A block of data
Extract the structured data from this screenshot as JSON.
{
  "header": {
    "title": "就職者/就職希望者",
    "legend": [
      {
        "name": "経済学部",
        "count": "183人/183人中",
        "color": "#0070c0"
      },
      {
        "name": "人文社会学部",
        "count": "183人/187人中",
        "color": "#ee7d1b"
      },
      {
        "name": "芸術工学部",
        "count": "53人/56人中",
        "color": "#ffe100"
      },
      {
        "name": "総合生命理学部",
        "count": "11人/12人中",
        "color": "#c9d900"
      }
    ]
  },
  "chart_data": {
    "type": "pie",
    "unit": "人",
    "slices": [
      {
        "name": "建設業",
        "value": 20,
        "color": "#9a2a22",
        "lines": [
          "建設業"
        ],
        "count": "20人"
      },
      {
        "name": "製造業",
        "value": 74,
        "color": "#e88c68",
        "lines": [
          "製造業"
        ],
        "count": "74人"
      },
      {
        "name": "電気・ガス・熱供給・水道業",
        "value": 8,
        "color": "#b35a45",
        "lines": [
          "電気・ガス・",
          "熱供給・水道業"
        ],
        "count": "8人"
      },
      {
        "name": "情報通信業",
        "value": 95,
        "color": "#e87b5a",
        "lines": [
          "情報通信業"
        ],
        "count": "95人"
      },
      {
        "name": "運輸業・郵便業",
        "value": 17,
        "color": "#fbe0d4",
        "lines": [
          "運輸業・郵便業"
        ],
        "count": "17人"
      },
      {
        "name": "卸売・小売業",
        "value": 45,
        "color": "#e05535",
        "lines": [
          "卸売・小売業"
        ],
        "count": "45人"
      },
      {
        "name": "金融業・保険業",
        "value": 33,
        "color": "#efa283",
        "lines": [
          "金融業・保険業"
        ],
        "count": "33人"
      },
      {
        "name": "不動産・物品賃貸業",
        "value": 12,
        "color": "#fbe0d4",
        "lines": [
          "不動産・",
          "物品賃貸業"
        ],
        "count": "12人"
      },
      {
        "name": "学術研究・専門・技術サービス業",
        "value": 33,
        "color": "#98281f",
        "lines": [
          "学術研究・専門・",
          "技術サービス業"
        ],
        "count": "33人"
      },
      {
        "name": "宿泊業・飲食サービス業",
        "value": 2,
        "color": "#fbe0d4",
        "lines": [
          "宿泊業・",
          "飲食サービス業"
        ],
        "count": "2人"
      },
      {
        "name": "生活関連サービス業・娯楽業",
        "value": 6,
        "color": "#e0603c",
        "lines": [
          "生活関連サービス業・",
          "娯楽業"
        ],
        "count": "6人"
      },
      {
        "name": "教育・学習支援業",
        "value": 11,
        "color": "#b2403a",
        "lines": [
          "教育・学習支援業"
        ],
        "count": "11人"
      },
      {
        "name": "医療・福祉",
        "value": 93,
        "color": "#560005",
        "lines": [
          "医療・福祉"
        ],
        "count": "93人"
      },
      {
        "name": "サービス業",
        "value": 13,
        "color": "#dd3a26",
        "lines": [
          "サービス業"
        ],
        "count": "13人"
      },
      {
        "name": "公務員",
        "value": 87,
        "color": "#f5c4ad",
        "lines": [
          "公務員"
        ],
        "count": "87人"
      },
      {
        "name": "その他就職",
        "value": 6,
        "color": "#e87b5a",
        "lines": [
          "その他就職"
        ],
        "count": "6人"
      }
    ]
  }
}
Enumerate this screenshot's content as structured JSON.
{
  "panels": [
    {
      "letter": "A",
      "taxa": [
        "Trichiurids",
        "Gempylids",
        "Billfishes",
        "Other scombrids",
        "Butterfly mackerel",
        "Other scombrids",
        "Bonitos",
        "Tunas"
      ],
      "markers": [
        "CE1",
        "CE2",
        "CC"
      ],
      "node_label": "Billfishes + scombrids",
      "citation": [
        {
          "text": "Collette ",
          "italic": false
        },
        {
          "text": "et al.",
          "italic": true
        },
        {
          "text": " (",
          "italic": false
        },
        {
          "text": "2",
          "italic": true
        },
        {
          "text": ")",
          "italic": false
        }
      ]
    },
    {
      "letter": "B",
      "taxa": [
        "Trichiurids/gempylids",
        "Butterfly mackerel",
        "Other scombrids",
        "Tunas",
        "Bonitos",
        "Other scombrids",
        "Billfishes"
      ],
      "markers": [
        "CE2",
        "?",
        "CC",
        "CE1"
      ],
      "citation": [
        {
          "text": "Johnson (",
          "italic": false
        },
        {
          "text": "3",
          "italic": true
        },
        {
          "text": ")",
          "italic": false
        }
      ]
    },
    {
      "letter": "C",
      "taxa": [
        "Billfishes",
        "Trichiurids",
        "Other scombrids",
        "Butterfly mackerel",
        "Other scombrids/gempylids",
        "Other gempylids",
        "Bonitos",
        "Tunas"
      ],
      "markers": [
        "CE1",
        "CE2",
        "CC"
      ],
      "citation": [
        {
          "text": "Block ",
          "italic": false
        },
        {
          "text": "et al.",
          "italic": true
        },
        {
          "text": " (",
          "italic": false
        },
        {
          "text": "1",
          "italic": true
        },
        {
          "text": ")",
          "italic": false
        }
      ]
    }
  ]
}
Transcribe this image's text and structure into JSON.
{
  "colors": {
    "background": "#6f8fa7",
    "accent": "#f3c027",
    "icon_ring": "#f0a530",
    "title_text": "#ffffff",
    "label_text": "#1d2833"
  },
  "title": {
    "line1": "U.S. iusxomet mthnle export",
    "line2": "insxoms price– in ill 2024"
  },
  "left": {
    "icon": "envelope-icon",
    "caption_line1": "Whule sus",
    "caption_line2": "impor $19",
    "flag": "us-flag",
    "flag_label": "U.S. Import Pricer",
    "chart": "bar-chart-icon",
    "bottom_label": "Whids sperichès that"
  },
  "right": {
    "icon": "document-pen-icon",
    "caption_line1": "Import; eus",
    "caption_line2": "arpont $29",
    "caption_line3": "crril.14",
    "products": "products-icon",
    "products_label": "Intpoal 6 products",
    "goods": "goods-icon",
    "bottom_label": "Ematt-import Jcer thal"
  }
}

* WHAT IS NEEDED *
Reproduce the full listing exactly.

* EXPECTED ANSWER *
Extract the structured data from this screenshot as JSON.
{
  "header": {
    "title": "就職者/就職希望者",
    "legend": [
      {
        "name": "経済学部",
        "count": "183人/183人中",
        "color": "#0070c0"
      },
      {
        "name": "人文社会学部",
        "count": "183人/187人中",
        "color": "#ee7d1b"
      },
      {
        "name": "芸術工学部",
        "count": "53人/56人中",
        "color": "#ffe100"
      },
      {
        "name": "総合生命理学部",
        "count": "11人/12人中",
        "color": "#c9d900"
      }
    ]
  },
  "chart_data": {
    "type": "pie",
    "unit": "人",
    "slices": [
      {
        "name": "建設業",
        "value": 20,
        "color": "#9a2a22",
        "lines": [
          "建設業"
        ],
        "count": "20人"
      },
      {
        "name": "製造業",
        "value": 74,
        "color": "#e88c68",
        "lines": [
          "製造業"
        ],
        "count": "74人"
      },
      {
        "name": "電気・ガス・熱供給・水道業",
        "value": 8,
        "color": "#b35a45",
        "lines": [
          "電気・ガス・",
          "熱供給・水道業"
        ],
        "count": "8人"
      },
      {
        "name": "情報通信業",
        "value": 95,
        "color": "#e87b5a",
        "lines": [
          "情報通信業"
        ],
        "count": "95人"
      },
      {
        "name": "運輸業・郵便業",
        "value": 17,
        "color": "#fbe0d4",
        "lines": [
          "運輸業・郵便業"
        ],
        "count": "17人"
      },
      {
        "name": "卸売・小売業",
        "value": 45,
        "color": "#e05535",
        "lines": [
          "卸売・小売業"
        ],
        "count": "45人"
      },
      {
        "name": "金融業・保険業",
        "value": 33,
        "color": "#efa283",
        "lines": [
          "金融業・保険業"
        ],
        "count": "33人"
      },
      {
        "name": "不動産・物品賃貸業",
        "value": 12,
        "color": "#fbe0d4",
        "lines": [
          "不動産・",
          "物品賃貸業"
        ],
        "count": "12人"
      },
      {
        "name": "学術研究・専門・技術サービス業",
        "value": 33,
        "color": "#98281f",
        "lines": [
          "学術研究・専門・",
          "技術サービス業"
        ],
        "count": "33人"
      },
      {
        "name": "宿泊業・飲食サービス業",
        "value": 2,
        "color": "#fbe0d4",
        "lines": [
          "宿泊業・",
          "飲食サービス業"
        ],
        "count": "2人"
      },
      {
        "name": "生活関連サービス業・娯楽業",
        "value": 6,
        "color": "#e0603c",
        "lines": [
          "生活関連サービス業・",
          "娯楽業"
        ],
        "count": "6人"
      },
      {
        "name": "教育・学習支援業",
        "value": 11,
        "color": "#b2403a",
        "lines": [
          "教育・学習支援業"
        ],
        "count": "11人"
      },
      {
        "name": "医療・福祉",
        "value": 93,
        "color": "#560005",
        "lines": [
          "医療・福祉"
        ],
        "count": "93人"
      },
      {
        "name": "サービス業",
        "value": 13,
        "color": "#dd3a26",
        "lines": [
          "サービス業"
        ],
        "count": "13人"
      },
      {
        "name": "公務員",
        "value": 87,
        "color": "#f5c4ad",
        "lines": [
          "公務員"
        ],
        "count": "87人"
      },
      {
        "name": "その他就職",
        "value": 6,
        "color": "#e87b5a",
        "lines": [
          "その他就職"
        ],
        "count": "6人"
      }
    ]
  }
}
Enumerate this screenshot's content as structured JSON.
{
  "panels": [
    {
      "letter": "A",
      "taxa": [
        "Trichiurids",
        "Gempylids",
        "Billfishes",
        "Other scombrids",
        "Butterfly mackerel",
        "Other scombrids",
        "Bonitos",
        "Tunas"
      ],
      "markers": [
        "CE1",
        "CE2",
        "CC"
      ],
      "node_label": "Billfishes + scombrids",
      "citation": [
        {
          "text": "Collette ",
          "italic": false
        },
        {
          "text": "et al.",
          "italic": true
        },
        {
          "text": " (",
          "italic": false
        },
        {
          "text": "2",
          "italic": true
        },
        {
          "text": ")",
          "italic": false
        }
      ]
    },
    {
      "letter": "B",
      "taxa": [
        "Trichiurids/gempylids",
        "Butterfly mackerel",
        "Other scombrids",
        "Tunas",
        "Bonitos",
        "Other scombrids",
        "Billfishes"
      ],
      "markers": [
        "CE2",
        "?",
        "CC",
        "CE1"
      ],
      "citation": [
        {
          "text": "Johnson (",
          "italic": false
        },
        {
          "text": "3",
          "italic": true
        },
        {
          "text": ")",
          "italic": false
        }
      ]
    },
    {
      "letter": "C",
      "taxa": [
        "Billfishes",
        "Trichiurids",
        "Other scombrids",
        "Butterfly mackerel",
        "Other scombrids/gempylids",
        "Other gempylids",
        "Bonitos",
        "Tunas"
      ],
      "markers": [
        "CE1",
        "CE2",
        "CC"
      ],
      "citation": [
        {
          "text": "Block ",
          "italic": false
        },
        {
          "text": "et al.",
          "italic": true
        },
        {
          "text": " (",
          "italic": false
        },
        {
          "text": "1",
          "italic": true
        },
        {
          "text": ")",
          "italic": false
        }
      ]
    }
  ]
}
Transcribe this image's text and structure into JSON.
{
  "colors": {
    "background": "#6f8fa7",
    "accent": "#f3c027",
    "icon_ring": "#f0a530",
    "title_text": "#ffffff",
    "label_text": "#1d2833"
  },
  "title": {
    "line1": "U.S. iusxomet mthnle export",
    "line2": "insxoms price– in ill 2024"
  },
  "left": {
    "icon": "envelope-icon",
    "caption_line1": "Whule sus",
    "caption_line2": "impor $19",
    "flag": "us-flag",
    "flag_label": "U.S. Import Pricer",
    "chart": "bar-chart-icon",
    "bottom_label": "Whids sperichès that"
  },
  "right": {
    "icon": "document-pen-icon",
    "caption_line1": "Import; eus",
    "caption_line2": "arpont $29",
    "caption_line3": "crril.14",
    "products": "products-icon",
    "products_label": "Intpoal 6 products",
    "goods": "goods-icon",
    "bottom_label": "Ematt-import Jcer thal"
  }
}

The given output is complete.